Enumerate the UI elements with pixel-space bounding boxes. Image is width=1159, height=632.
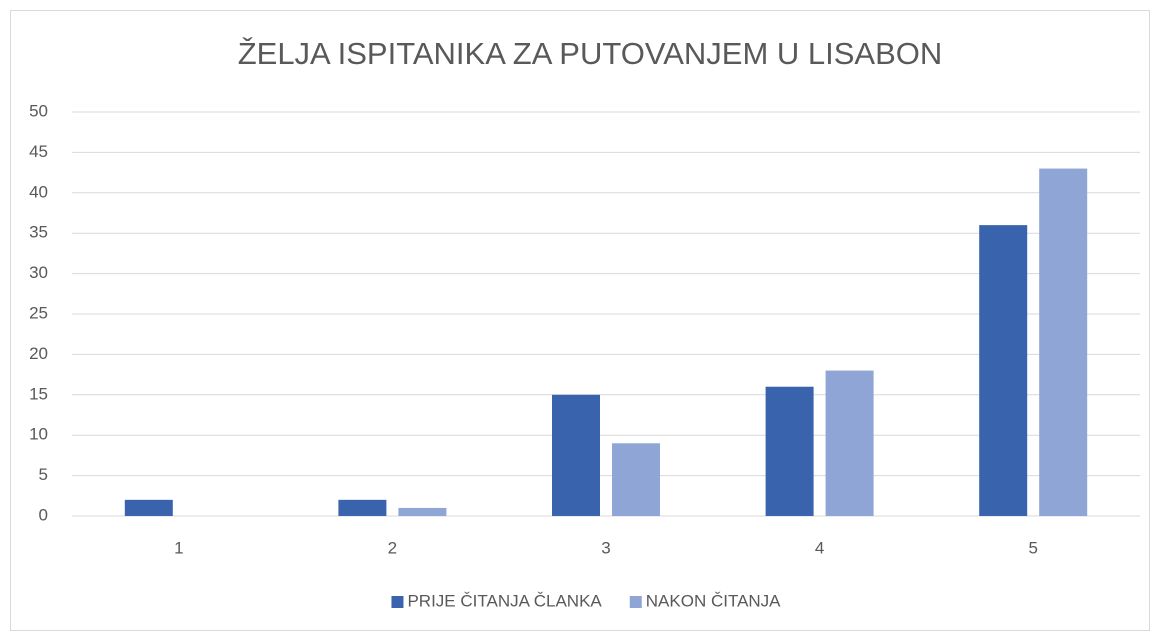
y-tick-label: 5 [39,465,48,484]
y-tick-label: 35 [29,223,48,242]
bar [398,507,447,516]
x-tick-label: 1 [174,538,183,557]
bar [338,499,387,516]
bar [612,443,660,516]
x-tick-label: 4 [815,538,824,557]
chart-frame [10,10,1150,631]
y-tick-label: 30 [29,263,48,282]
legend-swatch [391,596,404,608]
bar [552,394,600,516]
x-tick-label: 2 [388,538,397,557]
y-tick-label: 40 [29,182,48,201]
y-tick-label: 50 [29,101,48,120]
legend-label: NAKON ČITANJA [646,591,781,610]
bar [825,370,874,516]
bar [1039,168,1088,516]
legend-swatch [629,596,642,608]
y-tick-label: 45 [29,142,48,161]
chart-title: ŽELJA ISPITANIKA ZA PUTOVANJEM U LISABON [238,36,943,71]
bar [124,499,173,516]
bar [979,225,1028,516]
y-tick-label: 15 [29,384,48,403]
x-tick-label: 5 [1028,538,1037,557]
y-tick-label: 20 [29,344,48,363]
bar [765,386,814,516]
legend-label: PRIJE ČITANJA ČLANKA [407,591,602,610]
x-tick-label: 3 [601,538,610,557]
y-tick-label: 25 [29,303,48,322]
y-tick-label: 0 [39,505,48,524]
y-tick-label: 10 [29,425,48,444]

EXERCISE DIRECTIONS: Rewrite all of the data above, changing every "bar" to "column" and keeping everything else the same. Leave out the pictures.

OUTPUT FOR THIS TASK:
Enumerate the UI elements with pixel-space bounding boxes. Image is width=1159, height=632.
y-tick-label: 5 [39,465,48,484]
y-tick-label: 35 [29,223,48,242]
column [398,507,447,516]
x-tick-label: 1 [174,538,183,557]
column [338,499,387,516]
column [612,443,660,516]
x-tick-label: 4 [815,538,824,557]
chart-frame [10,10,1150,631]
y-tick-label: 30 [29,263,48,282]
legend-swatch [391,596,404,608]
column [552,394,600,516]
x-tick-label: 2 [388,538,397,557]
y-tick-label: 40 [29,182,48,201]
y-tick-label: 50 [29,101,48,120]
legend-label: NAKON ČITANJA [646,591,781,610]
column [825,370,874,516]
column [1039,168,1088,516]
legend-swatch [629,596,642,608]
y-tick-label: 45 [29,142,48,161]
chart-title: ŽELJA ISPITANIKA ZA PUTOVANJEM U LISABON [238,36,943,71]
column [124,499,173,516]
column [979,225,1028,516]
y-tick-label: 15 [29,384,48,403]
x-tick-label: 5 [1028,538,1037,557]
y-tick-label: 20 [29,344,48,363]
column [765,386,814,516]
legend-label: PRIJE ČITANJA ČLANKA [407,591,602,610]
x-tick-label: 3 [601,538,610,557]
y-tick-label: 25 [29,303,48,322]
y-tick-label: 0 [39,505,48,524]
y-tick-label: 10 [29,425,48,444]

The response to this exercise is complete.